Set task
List all the lines in these records that hold "title".

Supplied entries
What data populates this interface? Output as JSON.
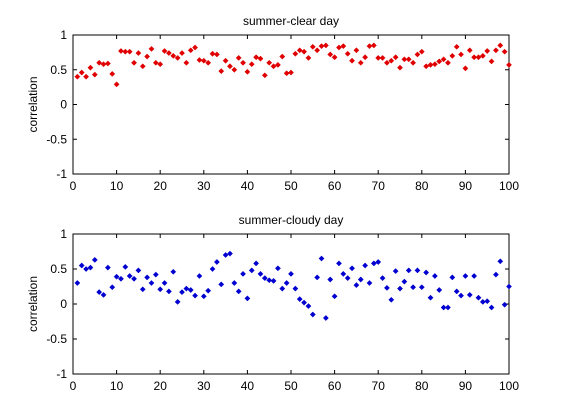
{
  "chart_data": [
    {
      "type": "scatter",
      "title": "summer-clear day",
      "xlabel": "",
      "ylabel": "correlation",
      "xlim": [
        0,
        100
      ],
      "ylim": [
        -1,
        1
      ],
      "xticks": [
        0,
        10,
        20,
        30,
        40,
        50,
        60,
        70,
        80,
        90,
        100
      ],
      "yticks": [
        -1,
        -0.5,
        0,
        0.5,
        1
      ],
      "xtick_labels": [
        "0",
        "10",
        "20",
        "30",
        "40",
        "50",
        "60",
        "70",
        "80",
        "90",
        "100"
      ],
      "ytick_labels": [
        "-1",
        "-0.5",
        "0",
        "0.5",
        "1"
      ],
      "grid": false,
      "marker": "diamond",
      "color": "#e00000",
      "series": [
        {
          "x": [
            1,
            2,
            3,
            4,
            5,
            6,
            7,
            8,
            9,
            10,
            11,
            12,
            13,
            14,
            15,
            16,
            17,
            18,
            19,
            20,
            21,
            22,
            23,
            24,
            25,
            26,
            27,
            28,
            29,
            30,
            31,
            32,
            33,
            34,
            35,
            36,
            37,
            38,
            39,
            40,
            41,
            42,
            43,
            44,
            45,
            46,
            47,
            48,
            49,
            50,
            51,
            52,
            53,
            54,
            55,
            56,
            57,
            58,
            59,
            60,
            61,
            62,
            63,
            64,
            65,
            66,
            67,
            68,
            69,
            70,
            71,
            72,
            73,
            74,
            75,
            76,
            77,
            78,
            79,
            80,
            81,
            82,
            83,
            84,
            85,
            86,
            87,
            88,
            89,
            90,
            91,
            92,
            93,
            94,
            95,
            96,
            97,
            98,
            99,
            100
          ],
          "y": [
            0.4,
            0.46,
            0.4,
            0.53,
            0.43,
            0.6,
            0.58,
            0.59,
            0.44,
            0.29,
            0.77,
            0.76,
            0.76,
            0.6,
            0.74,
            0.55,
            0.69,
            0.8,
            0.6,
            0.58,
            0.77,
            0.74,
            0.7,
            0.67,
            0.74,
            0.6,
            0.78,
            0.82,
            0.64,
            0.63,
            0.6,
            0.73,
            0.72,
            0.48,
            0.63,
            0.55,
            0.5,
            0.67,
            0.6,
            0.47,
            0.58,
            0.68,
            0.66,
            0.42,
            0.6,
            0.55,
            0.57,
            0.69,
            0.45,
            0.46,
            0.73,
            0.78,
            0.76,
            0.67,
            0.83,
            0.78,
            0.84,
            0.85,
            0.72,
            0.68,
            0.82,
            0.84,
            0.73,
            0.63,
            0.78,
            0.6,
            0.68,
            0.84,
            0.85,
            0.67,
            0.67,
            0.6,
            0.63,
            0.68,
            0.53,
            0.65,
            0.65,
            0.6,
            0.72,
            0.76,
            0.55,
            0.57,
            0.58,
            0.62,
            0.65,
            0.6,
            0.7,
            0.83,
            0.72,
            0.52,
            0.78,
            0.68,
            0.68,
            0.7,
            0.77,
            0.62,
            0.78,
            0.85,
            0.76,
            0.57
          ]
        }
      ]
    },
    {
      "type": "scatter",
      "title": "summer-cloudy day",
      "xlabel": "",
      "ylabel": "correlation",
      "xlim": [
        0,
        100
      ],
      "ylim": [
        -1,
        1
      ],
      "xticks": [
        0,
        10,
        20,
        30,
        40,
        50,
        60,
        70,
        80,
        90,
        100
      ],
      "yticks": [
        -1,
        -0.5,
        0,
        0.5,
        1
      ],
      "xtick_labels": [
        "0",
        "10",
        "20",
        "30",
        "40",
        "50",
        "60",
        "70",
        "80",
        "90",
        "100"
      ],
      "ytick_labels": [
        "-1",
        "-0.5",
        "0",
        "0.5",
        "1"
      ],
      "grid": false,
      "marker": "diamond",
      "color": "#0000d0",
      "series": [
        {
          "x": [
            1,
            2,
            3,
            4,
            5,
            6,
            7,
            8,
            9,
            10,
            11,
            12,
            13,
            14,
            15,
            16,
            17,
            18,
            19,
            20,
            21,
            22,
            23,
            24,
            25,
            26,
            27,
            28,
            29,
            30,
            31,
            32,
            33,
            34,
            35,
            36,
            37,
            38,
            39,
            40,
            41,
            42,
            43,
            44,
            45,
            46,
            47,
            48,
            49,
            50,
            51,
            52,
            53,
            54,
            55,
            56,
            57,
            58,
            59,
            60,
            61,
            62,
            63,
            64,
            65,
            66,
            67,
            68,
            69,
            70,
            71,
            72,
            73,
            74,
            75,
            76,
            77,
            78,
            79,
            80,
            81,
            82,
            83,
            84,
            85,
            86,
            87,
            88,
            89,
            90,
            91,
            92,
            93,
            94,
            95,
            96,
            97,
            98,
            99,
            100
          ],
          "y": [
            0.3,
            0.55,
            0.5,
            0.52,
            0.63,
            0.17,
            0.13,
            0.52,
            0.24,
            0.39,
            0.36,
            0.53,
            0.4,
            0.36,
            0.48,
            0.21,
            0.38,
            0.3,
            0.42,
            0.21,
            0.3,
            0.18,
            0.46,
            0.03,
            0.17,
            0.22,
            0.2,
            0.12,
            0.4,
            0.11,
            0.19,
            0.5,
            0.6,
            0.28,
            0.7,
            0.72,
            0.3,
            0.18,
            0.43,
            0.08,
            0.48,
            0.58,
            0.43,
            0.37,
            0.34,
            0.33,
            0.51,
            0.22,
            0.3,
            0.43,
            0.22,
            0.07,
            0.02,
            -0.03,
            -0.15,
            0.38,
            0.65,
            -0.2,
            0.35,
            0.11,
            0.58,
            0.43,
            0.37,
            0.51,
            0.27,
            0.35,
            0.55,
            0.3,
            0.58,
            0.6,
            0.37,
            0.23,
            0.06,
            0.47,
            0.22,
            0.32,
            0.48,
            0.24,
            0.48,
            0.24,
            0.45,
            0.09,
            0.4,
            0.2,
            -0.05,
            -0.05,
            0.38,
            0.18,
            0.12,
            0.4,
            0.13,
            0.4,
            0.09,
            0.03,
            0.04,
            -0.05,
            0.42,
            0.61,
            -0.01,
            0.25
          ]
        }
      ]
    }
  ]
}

Solution
      "title": "summer-clear day",
      "title": "summer-cloudy day",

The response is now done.